• [To do]
Report all lines from the entries below in which "ännu" appears.

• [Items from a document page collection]
____
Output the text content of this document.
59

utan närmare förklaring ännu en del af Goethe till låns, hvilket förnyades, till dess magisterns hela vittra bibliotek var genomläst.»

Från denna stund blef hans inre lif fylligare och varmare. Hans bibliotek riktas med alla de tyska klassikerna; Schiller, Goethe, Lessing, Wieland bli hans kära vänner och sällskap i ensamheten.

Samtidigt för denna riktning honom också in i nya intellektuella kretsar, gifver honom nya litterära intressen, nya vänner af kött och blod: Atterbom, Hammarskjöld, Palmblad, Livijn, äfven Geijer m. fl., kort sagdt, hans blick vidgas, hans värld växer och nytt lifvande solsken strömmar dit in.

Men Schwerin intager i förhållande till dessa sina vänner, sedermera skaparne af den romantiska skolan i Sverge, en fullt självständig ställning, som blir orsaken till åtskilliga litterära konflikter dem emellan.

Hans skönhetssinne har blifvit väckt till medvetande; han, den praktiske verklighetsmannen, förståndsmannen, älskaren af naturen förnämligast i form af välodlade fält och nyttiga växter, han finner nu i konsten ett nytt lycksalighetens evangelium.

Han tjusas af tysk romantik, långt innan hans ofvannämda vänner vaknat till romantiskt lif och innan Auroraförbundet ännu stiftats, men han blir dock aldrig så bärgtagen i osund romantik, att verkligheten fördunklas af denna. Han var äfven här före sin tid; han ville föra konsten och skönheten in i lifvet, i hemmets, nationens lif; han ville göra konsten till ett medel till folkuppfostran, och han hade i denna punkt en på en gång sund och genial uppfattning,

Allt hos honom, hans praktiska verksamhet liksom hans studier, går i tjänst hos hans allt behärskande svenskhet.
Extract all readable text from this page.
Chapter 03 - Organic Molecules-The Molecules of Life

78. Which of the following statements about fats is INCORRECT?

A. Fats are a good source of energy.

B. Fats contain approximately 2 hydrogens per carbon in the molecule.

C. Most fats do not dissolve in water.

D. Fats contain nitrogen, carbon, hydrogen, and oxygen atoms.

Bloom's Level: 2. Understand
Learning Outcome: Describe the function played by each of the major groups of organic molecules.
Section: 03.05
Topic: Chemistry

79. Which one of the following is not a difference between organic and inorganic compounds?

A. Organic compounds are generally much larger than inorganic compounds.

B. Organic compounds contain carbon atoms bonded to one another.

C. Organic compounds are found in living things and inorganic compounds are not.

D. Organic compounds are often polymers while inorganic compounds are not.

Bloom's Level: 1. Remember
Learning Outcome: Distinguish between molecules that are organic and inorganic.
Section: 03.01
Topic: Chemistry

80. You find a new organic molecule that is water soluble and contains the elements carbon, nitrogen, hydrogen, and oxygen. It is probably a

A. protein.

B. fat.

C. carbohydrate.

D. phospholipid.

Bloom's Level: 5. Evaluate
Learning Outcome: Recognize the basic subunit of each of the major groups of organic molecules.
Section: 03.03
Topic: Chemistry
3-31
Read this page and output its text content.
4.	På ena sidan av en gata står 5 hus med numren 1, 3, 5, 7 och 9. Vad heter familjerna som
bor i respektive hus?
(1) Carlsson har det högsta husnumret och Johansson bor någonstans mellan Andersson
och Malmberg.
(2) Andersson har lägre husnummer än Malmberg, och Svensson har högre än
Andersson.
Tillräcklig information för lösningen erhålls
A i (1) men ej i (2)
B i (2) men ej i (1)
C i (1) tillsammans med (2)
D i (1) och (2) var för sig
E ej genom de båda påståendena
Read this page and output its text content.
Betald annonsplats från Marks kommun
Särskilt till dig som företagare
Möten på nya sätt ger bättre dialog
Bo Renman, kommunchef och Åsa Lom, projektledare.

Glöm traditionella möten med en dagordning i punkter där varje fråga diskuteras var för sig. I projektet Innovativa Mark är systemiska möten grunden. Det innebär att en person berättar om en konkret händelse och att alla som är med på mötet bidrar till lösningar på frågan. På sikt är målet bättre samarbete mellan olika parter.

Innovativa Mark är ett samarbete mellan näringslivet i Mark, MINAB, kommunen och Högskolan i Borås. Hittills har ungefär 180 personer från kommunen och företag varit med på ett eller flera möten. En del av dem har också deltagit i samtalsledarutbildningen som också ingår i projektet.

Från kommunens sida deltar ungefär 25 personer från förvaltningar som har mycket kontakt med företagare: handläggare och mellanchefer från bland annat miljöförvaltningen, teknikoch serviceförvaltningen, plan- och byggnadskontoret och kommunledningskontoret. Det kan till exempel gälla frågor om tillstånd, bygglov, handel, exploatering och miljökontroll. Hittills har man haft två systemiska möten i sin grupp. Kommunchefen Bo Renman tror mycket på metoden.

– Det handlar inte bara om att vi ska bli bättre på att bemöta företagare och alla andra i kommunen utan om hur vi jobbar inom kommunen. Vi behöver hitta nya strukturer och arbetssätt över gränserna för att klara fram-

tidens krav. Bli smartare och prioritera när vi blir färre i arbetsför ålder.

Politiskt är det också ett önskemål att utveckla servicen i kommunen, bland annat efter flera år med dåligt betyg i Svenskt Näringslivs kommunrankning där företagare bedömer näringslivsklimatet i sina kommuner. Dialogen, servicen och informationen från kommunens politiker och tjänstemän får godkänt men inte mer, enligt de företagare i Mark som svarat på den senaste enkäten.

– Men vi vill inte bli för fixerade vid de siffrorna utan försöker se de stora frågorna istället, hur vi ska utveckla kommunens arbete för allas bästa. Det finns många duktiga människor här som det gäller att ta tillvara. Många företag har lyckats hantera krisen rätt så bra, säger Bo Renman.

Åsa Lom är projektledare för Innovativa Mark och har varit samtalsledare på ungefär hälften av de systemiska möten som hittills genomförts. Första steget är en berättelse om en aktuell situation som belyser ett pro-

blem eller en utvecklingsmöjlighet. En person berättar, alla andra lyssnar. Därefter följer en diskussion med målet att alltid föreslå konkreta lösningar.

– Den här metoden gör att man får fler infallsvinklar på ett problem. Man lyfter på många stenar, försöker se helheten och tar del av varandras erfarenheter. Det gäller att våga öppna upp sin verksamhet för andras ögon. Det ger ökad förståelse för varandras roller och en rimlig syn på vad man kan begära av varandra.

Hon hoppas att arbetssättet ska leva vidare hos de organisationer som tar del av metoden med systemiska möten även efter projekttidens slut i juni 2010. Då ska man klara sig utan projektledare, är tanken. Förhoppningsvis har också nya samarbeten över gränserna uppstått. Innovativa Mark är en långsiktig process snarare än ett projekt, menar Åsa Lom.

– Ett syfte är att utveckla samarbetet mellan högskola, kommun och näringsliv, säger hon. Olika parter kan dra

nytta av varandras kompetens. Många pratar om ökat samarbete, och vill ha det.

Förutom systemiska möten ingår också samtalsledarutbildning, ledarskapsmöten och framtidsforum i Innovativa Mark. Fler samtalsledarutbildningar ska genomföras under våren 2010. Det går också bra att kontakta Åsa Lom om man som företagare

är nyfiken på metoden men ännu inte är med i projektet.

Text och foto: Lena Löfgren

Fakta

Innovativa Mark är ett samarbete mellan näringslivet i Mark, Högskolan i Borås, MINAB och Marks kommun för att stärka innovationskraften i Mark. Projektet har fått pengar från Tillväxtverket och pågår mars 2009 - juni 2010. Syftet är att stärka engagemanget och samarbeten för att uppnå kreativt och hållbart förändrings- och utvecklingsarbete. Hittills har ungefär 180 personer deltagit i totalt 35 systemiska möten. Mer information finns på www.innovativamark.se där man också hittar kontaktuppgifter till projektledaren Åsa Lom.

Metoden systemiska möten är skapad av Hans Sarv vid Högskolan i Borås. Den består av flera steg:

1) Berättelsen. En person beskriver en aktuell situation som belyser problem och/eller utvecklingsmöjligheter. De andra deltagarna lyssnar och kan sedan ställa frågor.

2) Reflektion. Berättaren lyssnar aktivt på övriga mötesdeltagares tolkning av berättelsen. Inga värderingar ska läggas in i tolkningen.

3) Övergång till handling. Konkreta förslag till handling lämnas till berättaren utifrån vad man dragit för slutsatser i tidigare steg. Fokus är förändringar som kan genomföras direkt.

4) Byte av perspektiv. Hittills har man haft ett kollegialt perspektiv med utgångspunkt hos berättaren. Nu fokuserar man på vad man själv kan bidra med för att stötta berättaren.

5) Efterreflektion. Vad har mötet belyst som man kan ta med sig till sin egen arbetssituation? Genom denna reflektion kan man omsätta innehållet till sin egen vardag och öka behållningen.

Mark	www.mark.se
____
• [Task answer]
utan närmare förklaring ännu en del af Goethe till låns, hvilket förnyades, till dess magisterns hela vittra bibliotek var genomläst.»
Han tjusas af tysk romantik, långt innan hans ofvannämda vänner vaknat till romantiskt lif och innan Auroraförbundet ännu stiftats, men han blir dock aldrig så bärgtagen i osund romantik, att verkligheten fördunklas af denna. Han var äfven här före sin tid; han ville föra konsten och skönheten in i lifvet, i hemmets, nationens lif; han ville göra konsten till ett medel till folkuppfostran, och han hade i denna punkt en på en gång sund och genial uppfattning,
är nyfiken på metoden men ännu inte är med i projektet.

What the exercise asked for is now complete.